Provided data:
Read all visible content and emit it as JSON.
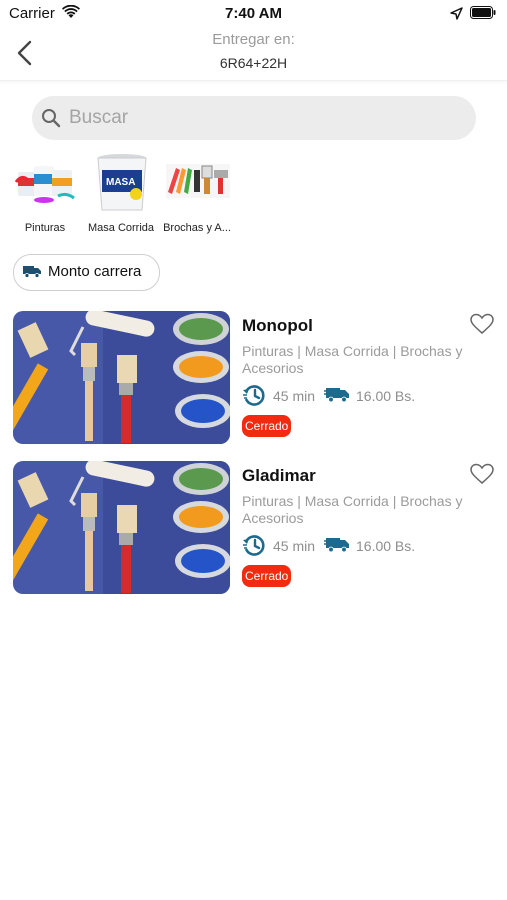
{
  "status_bar": {
    "carrier": "Carrier",
    "time": "7:40 AM"
  },
  "header": {
    "title": "Entregar en:",
    "address": "6R64+22H"
  },
  "search": {
    "placeholder": "Buscar"
  },
  "categories": [
    {
      "label": "Pinturas"
    },
    {
      "label": "Masa Corrida"
    },
    {
      "label": "Brochas y A..."
    }
  ],
  "filter_chip": {
    "label": "Monto carrera"
  },
  "stores": [
    {
      "name": "Monopol",
      "categories": "Pinturas | Masa Corrida | Brochas y Acesorios",
      "delivery_time": "45 min",
      "delivery_fee": "16.00 Bs.",
      "status": "Cerrado"
    },
    {
      "name": "Gladimar",
      "categories": "Pinturas | Masa Corrida | Brochas y Acesorios",
      "delivery_time": "45 min",
      "delivery_fee": "16.00 Bs.",
      "status": "Cerrado"
    }
  ],
  "colors": {
    "accent": "#1e6a8d",
    "closed_badge": "#f12a10",
    "search_bg": "#ececec"
  }
}
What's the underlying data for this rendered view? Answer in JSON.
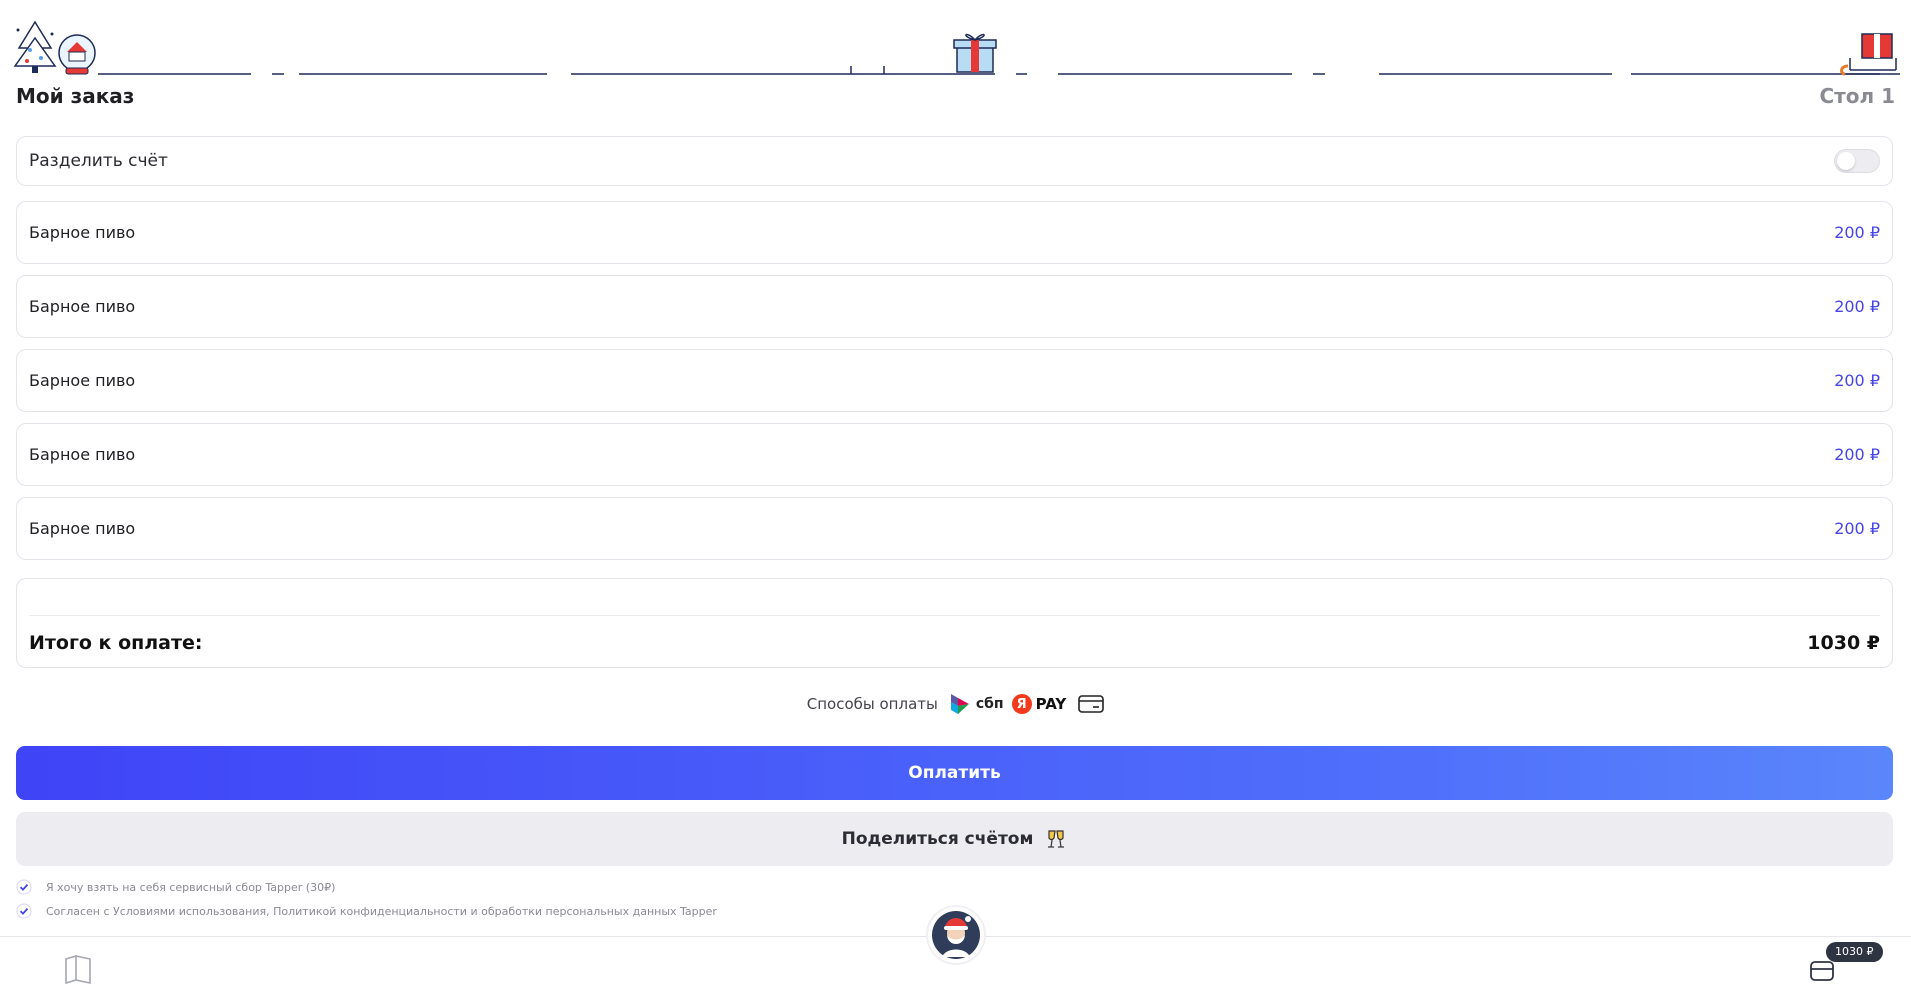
{
  "header": {
    "title": "Мой заказ",
    "table": "Стол 1"
  },
  "split_bill": {
    "label": "Разделить счёт",
    "enabled": false
  },
  "items": [
    {
      "name": "Барное пиво",
      "price": "200 ₽"
    },
    {
      "name": "Барное пиво",
      "price": "200 ₽"
    },
    {
      "name": "Барное пиво",
      "price": "200 ₽"
    },
    {
      "name": "Барное пиво",
      "price": "200 ₽"
    },
    {
      "name": "Барное пиво",
      "price": "200 ₽"
    }
  ],
  "total": {
    "label": "Итого к оплате:",
    "value": "1030 ₽"
  },
  "payment_methods": {
    "label": "Способы оплаты",
    "sbp_label": "сбп",
    "ya_letter": "Я",
    "ya_pay_label": "PAY",
    "icons": [
      "sbp-logo-icon",
      "yandex-pay-icon",
      "bank-card-icon"
    ]
  },
  "buttons": {
    "pay": "Оплатить",
    "share": "Поделиться счётом"
  },
  "agreements": [
    {
      "text": "Я хочу взять на себя сервисный сбор Tapper (30₽)",
      "checked": true
    },
    {
      "text": "Согласен с Условиями использования, Политикой конфиденциальности и обработки персональных данных Tapper",
      "checked": true
    }
  ],
  "bottom_nav": {
    "cart_badge": "1030 ₽",
    "icons": [
      "menu-book-icon",
      "waiter-avatar",
      "wallet-icon"
    ]
  },
  "colors": {
    "accent": "#4744E8",
    "button_gradient_start": "#3F44F7",
    "button_gradient_end": "#5A86FB",
    "secondary_button": "#ECECF1"
  }
}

What you have to do: All the material shown above is to be copied exactly, with no pictures carried over.

Answer in full:
Read all visible content and emit it as JSON.
{
  "status_bar": {
    "carrier": "Carrier",
    "time": "7:40 AM"
  },
  "header": {
    "title": "Entregar en:",
    "address": "6R64+22H"
  },
  "search": {
    "placeholder": "Buscar"
  },
  "categories": [
    {
      "label": "Pinturas"
    },
    {
      "label": "Masa Corrida"
    },
    {
      "label": "Brochas y A..."
    }
  ],
  "filter_chip": {
    "label": "Monto carrera"
  },
  "stores": [
    {
      "name": "Monopol",
      "categories": "Pinturas | Masa Corrida | Brochas y Acesorios",
      "delivery_time": "45 min",
      "delivery_fee": "16.00 Bs.",
      "status": "Cerrado"
    },
    {
      "name": "Gladimar",
      "categories": "Pinturas | Masa Corrida | Brochas y Acesorios",
      "delivery_time": "45 min",
      "delivery_fee": "16.00 Bs.",
      "status": "Cerrado"
    }
  ],
  "colors": {
    "accent": "#1e6a8d",
    "closed_badge": "#f12a10",
    "search_bg": "#ececec"
  }
}
What's the underlying data for this rendered view? Answer in JSON.
{
  "header": {
    "title": "Мой заказ",
    "table": "Стол 1"
  },
  "split_bill": {
    "label": "Разделить счёт",
    "enabled": false
  },
  "items": [
    {
      "name": "Барное пиво",
      "price": "200 ₽"
    },
    {
      "name": "Барное пиво",
      "price": "200 ₽"
    },
    {
      "name": "Барное пиво",
      "price": "200 ₽"
    },
    {
      "name": "Барное пиво",
      "price": "200 ₽"
    },
    {
      "name": "Барное пиво",
      "price": "200 ₽"
    }
  ],
  "total": {
    "label": "Итого к оплате:",
    "value": "1030 ₽"
  },
  "payment_methods": {
    "label": "Способы оплаты",
    "sbp_label": "сбп",
    "ya_letter": "Я",
    "ya_pay_label": "PAY",
    "icons": [
      "sbp-logo-icon",
      "yandex-pay-icon",
      "bank-card-icon"
    ]
  },
  "buttons": {
    "pay": "Оплатить",
    "share": "Поделиться счётом"
  },
  "agreements": [
    {
      "text": "Я хочу взять на себя сервисный сбор Tapper (30₽)",
      "checked": true
    },
    {
      "text": "Согласен с Условиями использования, Политикой конфиденциальности и обработки персональных данных Tapper",
      "checked": true
    }
  ],
  "bottom_nav": {
    "cart_badge": "1030 ₽",
    "icons": [
      "menu-book-icon",
      "waiter-avatar",
      "wallet-icon"
    ]
  },
  "colors": {
    "accent": "#4744E8",
    "button_gradient_start": "#3F44F7",
    "button_gradient_end": "#5A86FB",
    "secondary_button": "#ECECF1"
  }
}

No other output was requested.